• Stated problem
Please find all lines in the data that hold the string "title" and copy them.

• Excerpted records
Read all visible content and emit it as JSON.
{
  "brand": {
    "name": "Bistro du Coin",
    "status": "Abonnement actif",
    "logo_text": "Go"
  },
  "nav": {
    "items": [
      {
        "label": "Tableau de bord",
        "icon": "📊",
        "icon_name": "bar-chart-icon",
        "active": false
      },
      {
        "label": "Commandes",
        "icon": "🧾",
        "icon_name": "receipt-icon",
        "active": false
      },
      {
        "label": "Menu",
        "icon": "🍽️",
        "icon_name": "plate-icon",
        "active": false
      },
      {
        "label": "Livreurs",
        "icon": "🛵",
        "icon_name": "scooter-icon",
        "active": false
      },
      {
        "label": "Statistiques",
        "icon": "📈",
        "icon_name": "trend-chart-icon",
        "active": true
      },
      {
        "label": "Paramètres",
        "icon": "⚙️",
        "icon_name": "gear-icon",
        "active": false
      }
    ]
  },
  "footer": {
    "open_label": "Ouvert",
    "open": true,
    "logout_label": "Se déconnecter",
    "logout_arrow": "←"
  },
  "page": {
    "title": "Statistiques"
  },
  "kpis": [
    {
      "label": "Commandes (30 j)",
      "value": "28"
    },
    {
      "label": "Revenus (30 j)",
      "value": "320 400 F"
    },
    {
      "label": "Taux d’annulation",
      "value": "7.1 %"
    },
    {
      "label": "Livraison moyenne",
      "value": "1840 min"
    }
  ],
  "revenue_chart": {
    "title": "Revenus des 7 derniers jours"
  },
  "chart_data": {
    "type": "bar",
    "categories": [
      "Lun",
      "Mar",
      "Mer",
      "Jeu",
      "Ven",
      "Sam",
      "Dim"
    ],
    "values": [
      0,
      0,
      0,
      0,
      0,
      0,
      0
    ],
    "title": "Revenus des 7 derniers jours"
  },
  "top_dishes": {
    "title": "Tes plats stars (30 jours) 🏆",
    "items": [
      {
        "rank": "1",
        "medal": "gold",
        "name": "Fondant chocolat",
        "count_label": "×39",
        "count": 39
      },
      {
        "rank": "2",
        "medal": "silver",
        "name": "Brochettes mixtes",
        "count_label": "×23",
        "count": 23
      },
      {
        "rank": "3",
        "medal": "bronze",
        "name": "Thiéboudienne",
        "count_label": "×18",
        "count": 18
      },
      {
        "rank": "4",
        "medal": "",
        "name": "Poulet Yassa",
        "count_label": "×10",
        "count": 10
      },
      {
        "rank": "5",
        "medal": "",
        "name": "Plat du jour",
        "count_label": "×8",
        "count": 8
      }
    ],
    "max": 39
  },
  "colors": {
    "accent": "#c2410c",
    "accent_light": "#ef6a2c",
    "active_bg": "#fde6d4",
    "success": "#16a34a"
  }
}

• Exercise answer
    "title": "Statistiques"
    "title": "Revenus des 7 derniers jours"
    "title": "Revenus des 7 derniers jours"
    "title": "Tes plats stars (30 jours) 🏆",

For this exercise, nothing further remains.